→ WORK REQUIRED
Exactly reproduce each line of the listing that follows.

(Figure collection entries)
----------------------------------------

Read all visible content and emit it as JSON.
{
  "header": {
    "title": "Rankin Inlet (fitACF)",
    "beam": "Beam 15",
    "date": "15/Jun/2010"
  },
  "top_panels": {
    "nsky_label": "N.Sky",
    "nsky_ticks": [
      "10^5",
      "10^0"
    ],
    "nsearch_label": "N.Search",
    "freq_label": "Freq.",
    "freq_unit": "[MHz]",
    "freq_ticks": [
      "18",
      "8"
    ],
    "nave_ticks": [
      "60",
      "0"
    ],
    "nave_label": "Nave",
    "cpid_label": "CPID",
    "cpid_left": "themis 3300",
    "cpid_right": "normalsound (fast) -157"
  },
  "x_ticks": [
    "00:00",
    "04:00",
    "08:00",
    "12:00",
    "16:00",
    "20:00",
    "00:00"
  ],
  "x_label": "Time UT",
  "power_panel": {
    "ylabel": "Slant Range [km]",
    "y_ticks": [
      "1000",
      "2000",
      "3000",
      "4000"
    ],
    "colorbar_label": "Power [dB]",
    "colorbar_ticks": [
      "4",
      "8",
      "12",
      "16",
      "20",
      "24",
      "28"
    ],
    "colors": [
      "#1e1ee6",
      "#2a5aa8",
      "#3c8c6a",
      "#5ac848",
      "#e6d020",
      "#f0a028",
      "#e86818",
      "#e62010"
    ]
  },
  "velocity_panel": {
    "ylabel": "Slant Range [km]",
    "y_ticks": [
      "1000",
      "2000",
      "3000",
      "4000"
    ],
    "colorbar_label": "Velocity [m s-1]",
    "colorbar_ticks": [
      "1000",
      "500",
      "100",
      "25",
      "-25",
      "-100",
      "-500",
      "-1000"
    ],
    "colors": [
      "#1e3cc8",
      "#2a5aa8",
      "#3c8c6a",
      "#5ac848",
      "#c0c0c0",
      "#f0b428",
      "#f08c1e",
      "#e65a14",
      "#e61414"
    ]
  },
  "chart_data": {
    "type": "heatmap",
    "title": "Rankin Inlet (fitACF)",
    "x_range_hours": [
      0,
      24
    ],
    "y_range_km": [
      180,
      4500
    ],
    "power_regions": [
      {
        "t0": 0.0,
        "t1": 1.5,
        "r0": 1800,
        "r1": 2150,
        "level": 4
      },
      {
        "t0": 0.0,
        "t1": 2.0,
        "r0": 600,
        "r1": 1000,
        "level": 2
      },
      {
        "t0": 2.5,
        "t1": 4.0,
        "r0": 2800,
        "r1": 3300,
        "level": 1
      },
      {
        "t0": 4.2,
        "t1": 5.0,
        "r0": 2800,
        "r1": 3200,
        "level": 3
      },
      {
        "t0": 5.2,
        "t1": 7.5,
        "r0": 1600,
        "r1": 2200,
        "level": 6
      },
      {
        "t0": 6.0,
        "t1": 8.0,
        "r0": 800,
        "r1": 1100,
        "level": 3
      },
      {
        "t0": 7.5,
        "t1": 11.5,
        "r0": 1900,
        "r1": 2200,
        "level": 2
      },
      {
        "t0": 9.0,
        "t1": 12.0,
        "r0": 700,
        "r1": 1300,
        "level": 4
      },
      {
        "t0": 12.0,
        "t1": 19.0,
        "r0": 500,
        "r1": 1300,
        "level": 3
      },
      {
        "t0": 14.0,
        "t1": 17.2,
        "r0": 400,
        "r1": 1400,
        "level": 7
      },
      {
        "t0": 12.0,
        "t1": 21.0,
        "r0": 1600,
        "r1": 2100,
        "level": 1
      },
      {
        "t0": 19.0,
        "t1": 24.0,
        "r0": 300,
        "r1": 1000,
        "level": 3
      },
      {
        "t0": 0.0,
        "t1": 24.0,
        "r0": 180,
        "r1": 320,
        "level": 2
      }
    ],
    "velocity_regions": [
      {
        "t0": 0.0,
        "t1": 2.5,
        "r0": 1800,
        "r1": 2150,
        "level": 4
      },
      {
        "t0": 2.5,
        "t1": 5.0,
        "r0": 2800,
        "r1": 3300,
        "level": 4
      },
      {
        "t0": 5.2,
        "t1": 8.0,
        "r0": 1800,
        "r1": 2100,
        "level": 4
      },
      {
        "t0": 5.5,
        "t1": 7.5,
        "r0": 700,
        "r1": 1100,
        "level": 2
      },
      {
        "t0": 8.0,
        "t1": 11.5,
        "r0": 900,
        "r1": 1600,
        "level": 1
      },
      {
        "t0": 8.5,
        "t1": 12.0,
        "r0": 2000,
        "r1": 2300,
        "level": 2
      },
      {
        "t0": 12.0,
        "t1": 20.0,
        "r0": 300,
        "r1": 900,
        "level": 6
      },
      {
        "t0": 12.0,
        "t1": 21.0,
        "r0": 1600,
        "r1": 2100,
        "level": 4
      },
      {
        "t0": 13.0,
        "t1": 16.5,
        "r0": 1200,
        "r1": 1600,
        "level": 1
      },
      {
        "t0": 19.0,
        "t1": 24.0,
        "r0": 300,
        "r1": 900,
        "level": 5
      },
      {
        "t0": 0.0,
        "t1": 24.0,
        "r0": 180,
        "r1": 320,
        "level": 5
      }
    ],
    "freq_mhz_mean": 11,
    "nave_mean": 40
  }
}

----------------------------------------

→ EXPECTED OUTPUT
Read all visible content and emit it as JSON.
{
  "header": {
    "title": "Rankin Inlet (fitACF)",
    "beam": "Beam 15",
    "date": "15/Jun/2010"
  },
  "top_panels": {
    "nsky_label": "N.Sky",
    "nsky_ticks": [
      "10^5",
      "10^0"
    ],
    "nsearch_label": "N.Search",
    "freq_label": "Freq.",
    "freq_unit": "[MHz]",
    "freq_ticks": [
      "18",
      "8"
    ],
    "nave_ticks": [
      "60",
      "0"
    ],
    "nave_label": "Nave",
    "cpid_label": "CPID",
    "cpid_left": "themis 3300",
    "cpid_right": "normalsound (fast) -157"
  },
  "x_ticks": [
    "00:00",
    "04:00",
    "08:00",
    "12:00",
    "16:00",
    "20:00",
    "00:00"
  ],
  "x_label": "Time UT",
  "power_panel": {
    "ylabel": "Slant Range [km]",
    "y_ticks": [
      "1000",
      "2000",
      "3000",
      "4000"
    ],
    "colorbar_label": "Power [dB]",
    "colorbar_ticks": [
      "4",
      "8",
      "12",
      "16",
      "20",
      "24",
      "28"
    ],
    "colors": [
      "#1e1ee6",
      "#2a5aa8",
      "#3c8c6a",
      "#5ac848",
      "#e6d020",
      "#f0a028",
      "#e86818",
      "#e62010"
    ]
  },
  "velocity_panel": {
    "ylabel": "Slant Range [km]",
    "y_ticks": [
      "1000",
      "2000",
      "3000",
      "4000"
    ],
    "colorbar_label": "Velocity [m s-1]",
    "colorbar_ticks": [
      "1000",
      "500",
      "100",
      "25",
      "-25",
      "-100",
      "-500",
      "-1000"
    ],
    "colors": [
      "#1e3cc8",
      "#2a5aa8",
      "#3c8c6a",
      "#5ac848",
      "#c0c0c0",
      "#f0b428",
      "#f08c1e",
      "#e65a14",
      "#e61414"
    ]
  },
  "chart_data": {
    "type": "heatmap",
    "title": "Rankin Inlet (fitACF)",
    "x_range_hours": [
      0,
      24
    ],
    "y_range_km": [
      180,
      4500
    ],
    "power_regions": [
      {
        "t0": 0.0,
        "t1": 1.5,
        "r0": 1800,
        "r1": 2150,
        "level": 4
      },
      {
        "t0": 0.0,
        "t1": 2.0,
        "r0": 600,
        "r1": 1000,
        "level": 2
      },
      {
        "t0": 2.5,
        "t1": 4.0,
        "r0": 2800,
        "r1": 3300,
        "level": 1
      },
      {
        "t0": 4.2,
        "t1": 5.0,
        "r0": 2800,
        "r1": 3200,
        "level": 3
      },
      {
        "t0": 5.2,
        "t1": 7.5,
        "r0": 1600,
        "r1": 2200,
        "level": 6
      },
      {
        "t0": 6.0,
        "t1": 8.0,
        "r0": 800,
        "r1": 1100,
        "level": 3
      },
      {
        "t0": 7.5,
        "t1": 11.5,
        "r0": 1900,
        "r1": 2200,
        "level": 2
      },
      {
        "t0": 9.0,
        "t1": 12.0,
        "r0": 700,
        "r1": 1300,
        "level": 4
      },
      {
        "t0": 12.0,
        "t1": 19.0,
        "r0": 500,
        "r1": 1300,
        "level": 3
      },
      {
        "t0": 14.0,
        "t1": 17.2,
        "r0": 400,
        "r1": 1400,
        "level": 7
      },
      {
        "t0": 12.0,
        "t1": 21.0,
        "r0": 1600,
        "r1": 2100,
        "level": 1
      },
      {
        "t0": 19.0,
        "t1": 24.0,
        "r0": 300,
        "r1": 1000,
        "level": 3
      },
      {
        "t0": 0.0,
        "t1": 24.0,
        "r0": 180,
        "r1": 320,
        "level": 2
      }
    ],
    "velocity_regions": [
      {
        "t0": 0.0,
        "t1": 2.5,
        "r0": 1800,
        "r1": 2150,
        "level": 4
      },
      {
        "t0": 2.5,
        "t1": 5.0,
        "r0": 2800,
        "r1": 3300,
        "level": 4
      },
      {
        "t0": 5.2,
        "t1": 8.0,
        "r0": 1800,
        "r1": 2100,
        "level": 4
      },
      {
        "t0": 5.5,
        "t1": 7.5,
        "r0": 700,
        "r1": 1100,
        "level": 2
      },
      {
        "t0": 8.0,
        "t1": 11.5,
        "r0": 900,
        "r1": 1600,
        "level": 1
      },
      {
        "t0": 8.5,
        "t1": 12.0,
        "r0": 2000,
        "r1": 2300,
        "level": 2
      },
      {
        "t0": 12.0,
        "t1": 20.0,
        "r0": 300,
        "r1": 900,
        "level": 6
      },
      {
        "t0": 12.0,
        "t1": 21.0,
        "r0": 1600,
        "r1": 2100,
        "level": 4
      },
      {
        "t0": 13.0,
        "t1": 16.5,
        "r0": 1200,
        "r1": 1600,
        "level": 1
      },
      {
        "t0": 19.0,
        "t1": 24.0,
        "r0": 300,
        "r1": 900,
        "level": 5
      },
      {
        "t0": 0.0,
        "t1": 24.0,
        "r0": 180,
        "r1": 320,
        "level": 5
      }
    ],
    "freq_mhz_mean": 11,
    "nave_mean": 40
  }
}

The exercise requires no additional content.